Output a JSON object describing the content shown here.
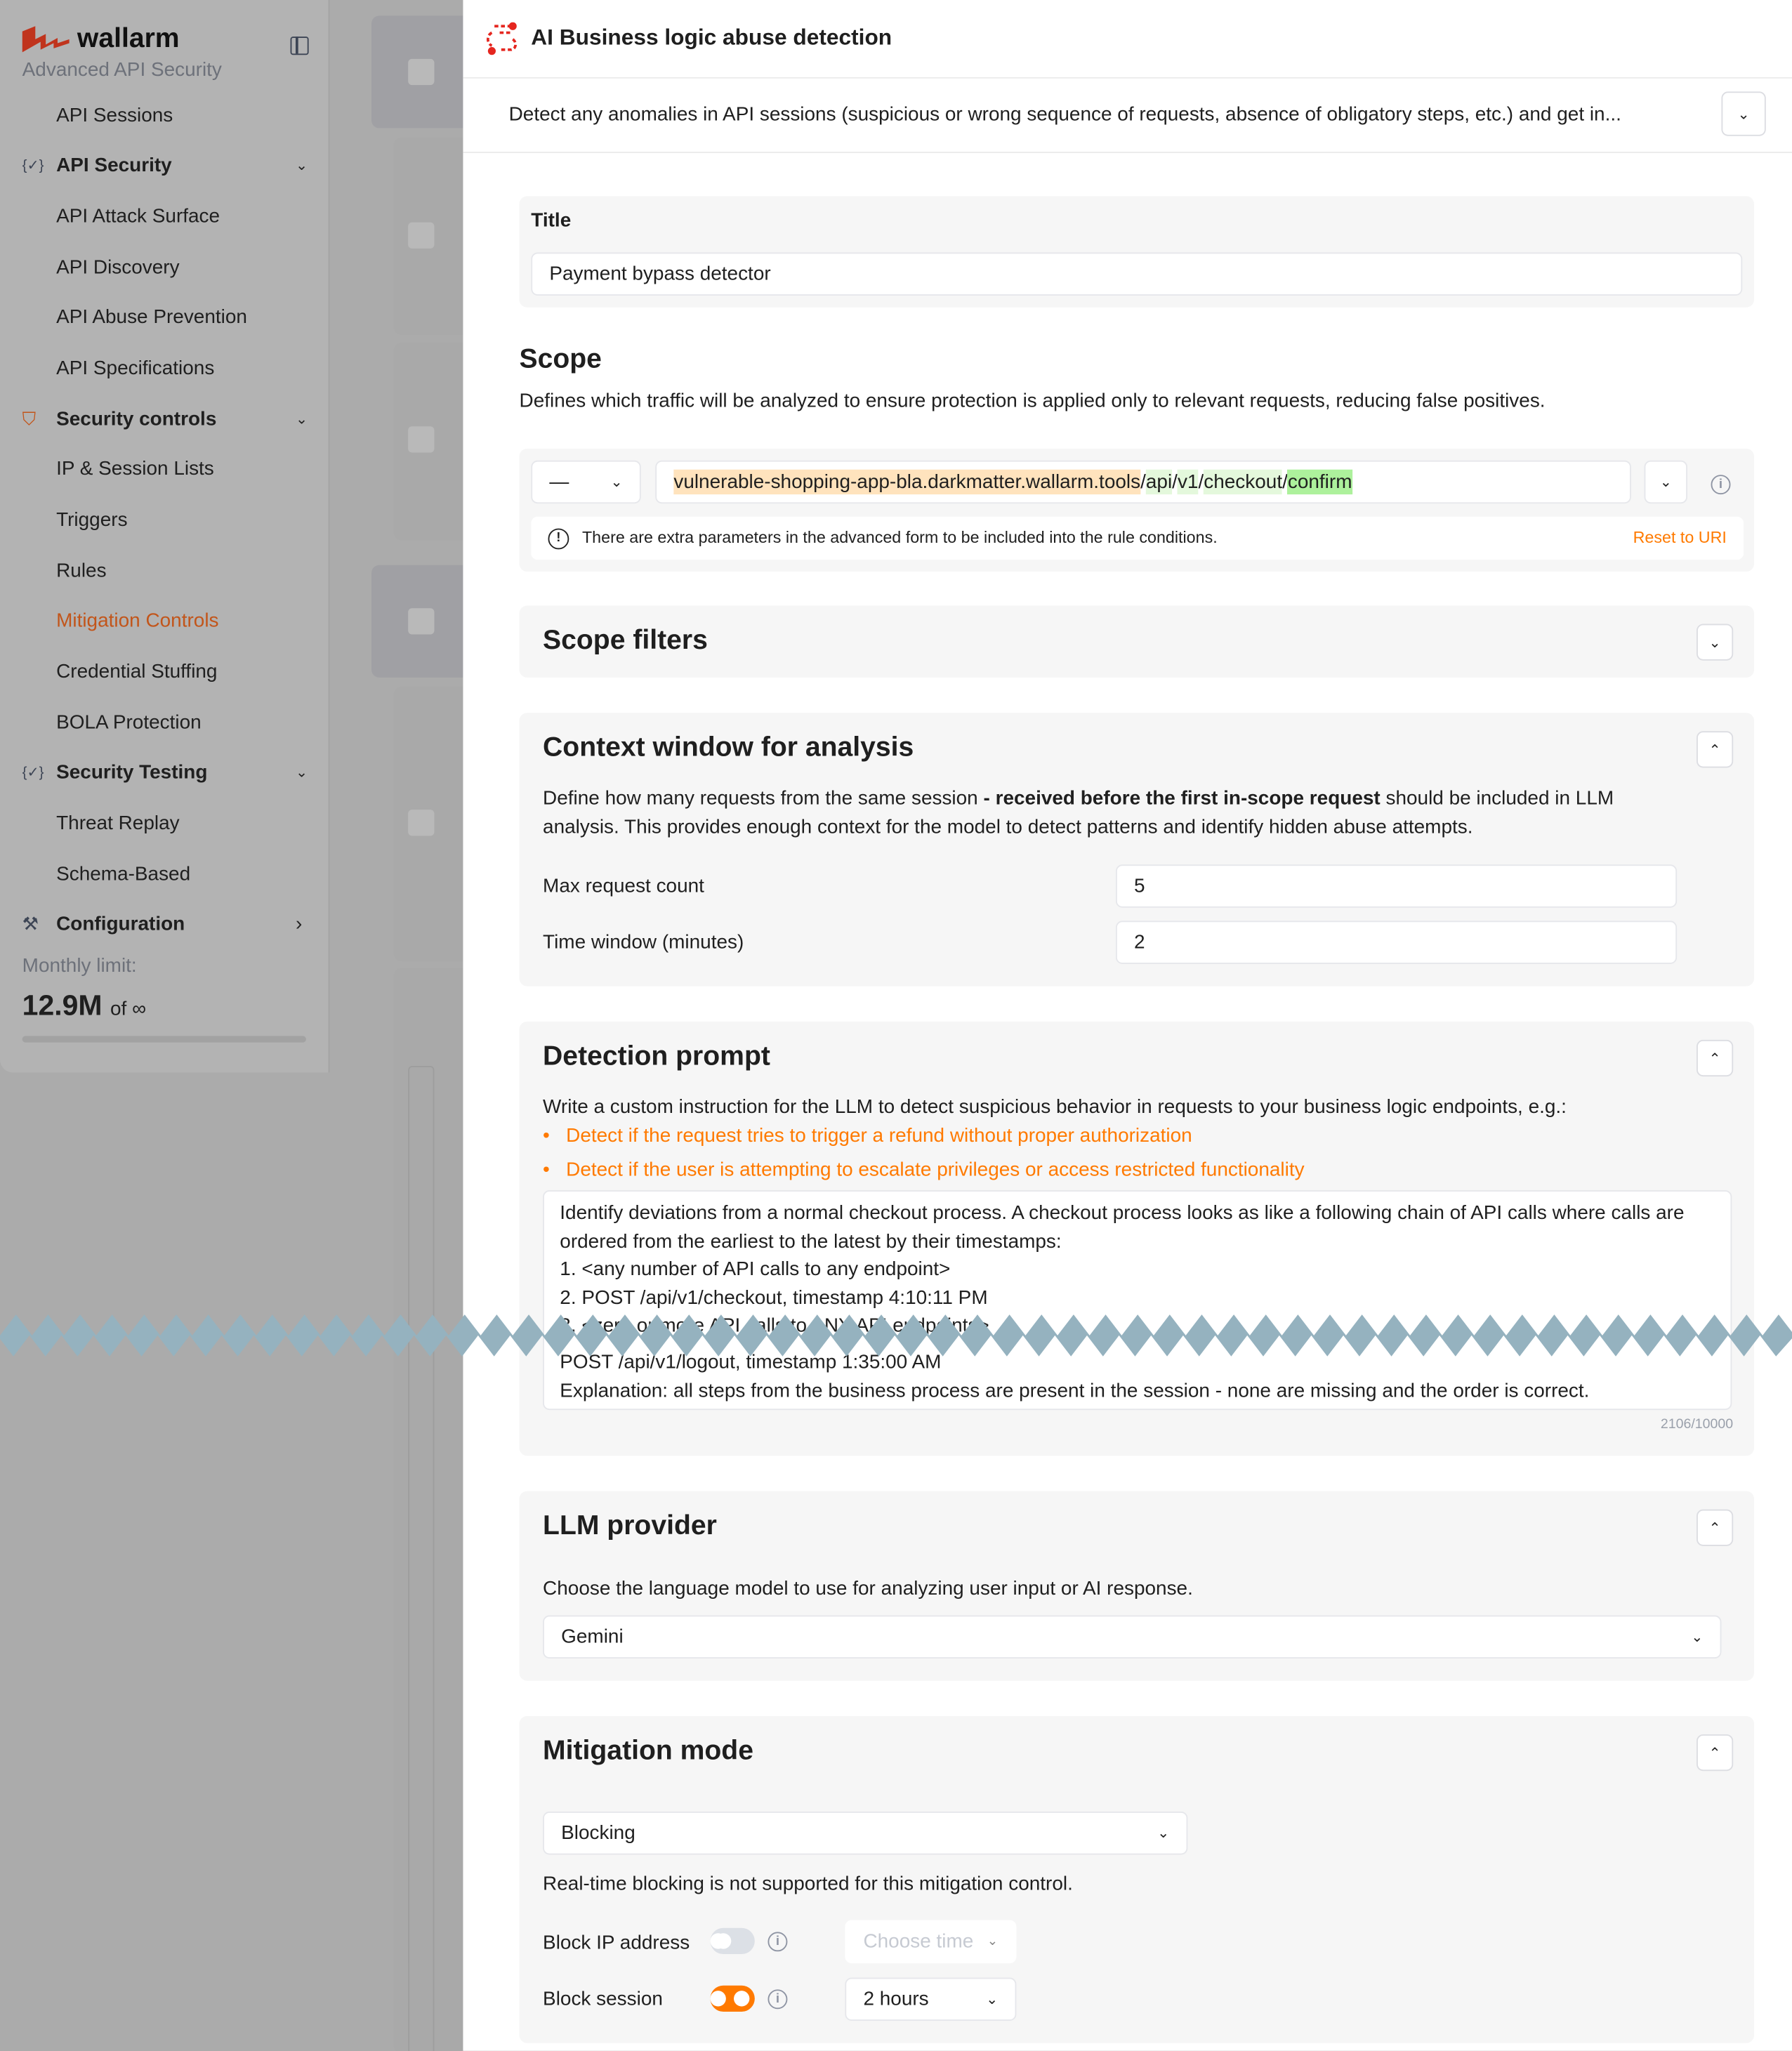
{
  "sidebar": {
    "brand": "wallarm",
    "subtitle": "Advanced API Security",
    "items": [
      {
        "label": "API Sessions",
        "type": "item"
      },
      {
        "label": "API Security",
        "type": "group",
        "icon": "braces-check-icon",
        "chevron": "down"
      },
      {
        "label": "API Attack Surface",
        "type": "item"
      },
      {
        "label": "API Discovery",
        "type": "item"
      },
      {
        "label": "API Abuse Prevention",
        "type": "item"
      },
      {
        "label": "API Specifications",
        "type": "item"
      },
      {
        "label": "Security controls",
        "type": "group",
        "icon": "shield-icon",
        "chevron": "down"
      },
      {
        "label": "IP & Session Lists",
        "type": "item"
      },
      {
        "label": "Triggers",
        "type": "item"
      },
      {
        "label": "Rules",
        "type": "item"
      },
      {
        "label": "Mitigation Controls",
        "type": "item",
        "active": true
      },
      {
        "label": "Credential Stuffing",
        "type": "item"
      },
      {
        "label": "BOLA Protection",
        "type": "item"
      },
      {
        "label": "Security Testing",
        "type": "group",
        "icon": "braces-check-icon",
        "chevron": "down"
      },
      {
        "label": "Threat Replay",
        "type": "item"
      },
      {
        "label": "Schema-Based",
        "type": "item"
      },
      {
        "label": "Configuration",
        "type": "group",
        "icon": "tools-icon",
        "chevron": "right"
      }
    ],
    "limit_label": "Monthly limit:",
    "limit_value": "12.9M",
    "limit_of": "of ∞"
  },
  "drawer": {
    "title": "AI Business logic abuse detection",
    "description": "Detect any anomalies in API sessions (suspicious or wrong sequence of requests, absence of obligatory steps, etc.) and get in...",
    "title_field": {
      "label": "Title",
      "value": "Payment bypass detector"
    },
    "scope": {
      "heading": "Scope",
      "description": "Defines which traffic will be analyzed to ensure protection is applied only to relevant requests, reducing false positives.",
      "method": "—",
      "url_host": "vulnerable-shopping-app-bla.darkmatter.wallarm.tools",
      "url_parts": [
        "api",
        "v1",
        "checkout",
        "confirm"
      ],
      "notice": "There are extra parameters in the advanced form to be included into the rule conditions.",
      "reset_label": "Reset to URI"
    },
    "scope_filters": {
      "heading": "Scope filters"
    },
    "context": {
      "heading": "Context window for analysis",
      "desc_pre": "Define how many requests from the same session ",
      "desc_bold": "- received before the first in-scope request",
      "desc_post": " should be included in LLM analysis. This provides enough context for the model to detect patterns and identify hidden abuse attempts.",
      "max_label": "Max request count",
      "max_value": "5",
      "time_label": "Time window (minutes)",
      "time_value": "2"
    },
    "prompt": {
      "heading": "Detection prompt",
      "description": "Write a custom instruction for the LLM to detect suspicious behavior in requests to your business logic endpoints, e.g.:",
      "examples": [
        "Detect if the request tries to trigger a refund without proper authorization",
        "Detect if the user is attempting to escalate privileges or access restricted functionality"
      ],
      "lines_top": [
        "Identify deviations from a normal checkout process. A checkout process looks as like a following chain of API calls where calls are ordered from the earliest to the latest by their timestamps:",
        "1. <any number of API calls to any endpoint>",
        "2. POST /api/v1/checkout, timestamp 4:10:11 PM",
        "3. <zero or more API calls to ANY API endpoints>"
      ],
      "lines_bottom": [
        "POST /api/v1/logout, timestamp 1:35:00 AM",
        "Explanation: all steps from the business process are present in the session - none are missing and the order is correct."
      ],
      "counter": "2106/10000"
    },
    "llm": {
      "heading": "LLM provider",
      "description": "Choose the language model to use for analyzing user input or AI response.",
      "selected": "Gemini"
    },
    "mitigation": {
      "heading": "Mitigation mode",
      "selected": "Blocking",
      "note": "Real-time blocking is not supported for this mitigation control.",
      "block_ip": {
        "label": "Block IP address",
        "enabled": false,
        "time_placeholder": "Choose time"
      },
      "block_session": {
        "label": "Block session",
        "enabled": true,
        "time": "2 hours"
      }
    }
  },
  "colors": {
    "accent": "#ff7a00",
    "brand": "#c0341d",
    "host_highlight": "#ffe3bd",
    "path_highlight": "#e4f8dc",
    "last_path_highlight": "#adf19c",
    "break_band": "#95b2bf"
  }
}
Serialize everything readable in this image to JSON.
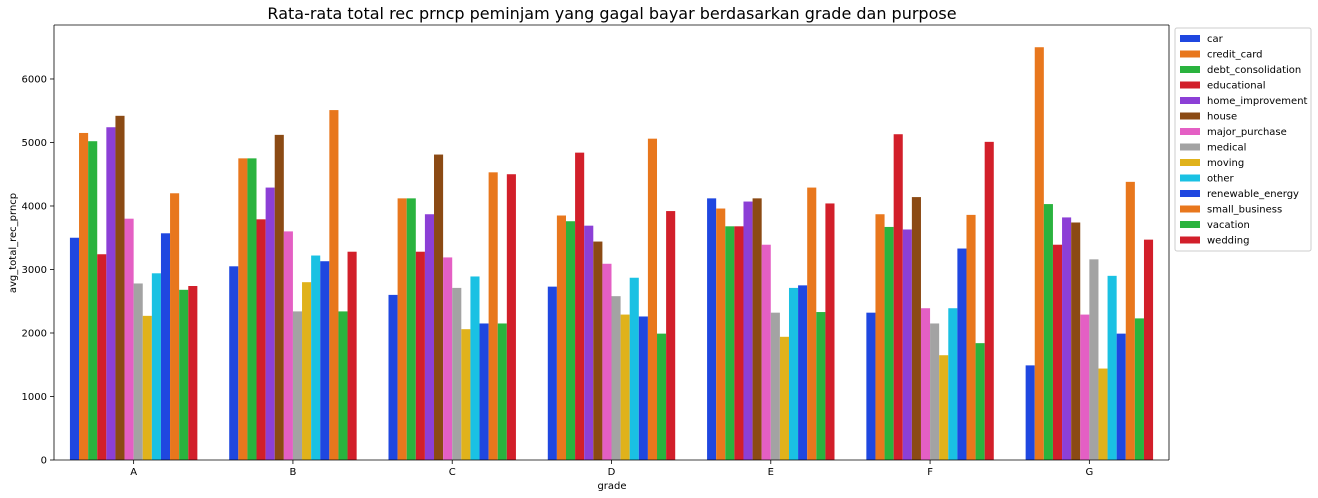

### JOB:
In the entries above, find each line with the word "icon" and show it.

### RESULT OF THE TASK:
        "icon": "braces-check-icon",
        "icon": "shield-icon",
        "icon": "braces-check-icon",
        "icon": "tools-icon",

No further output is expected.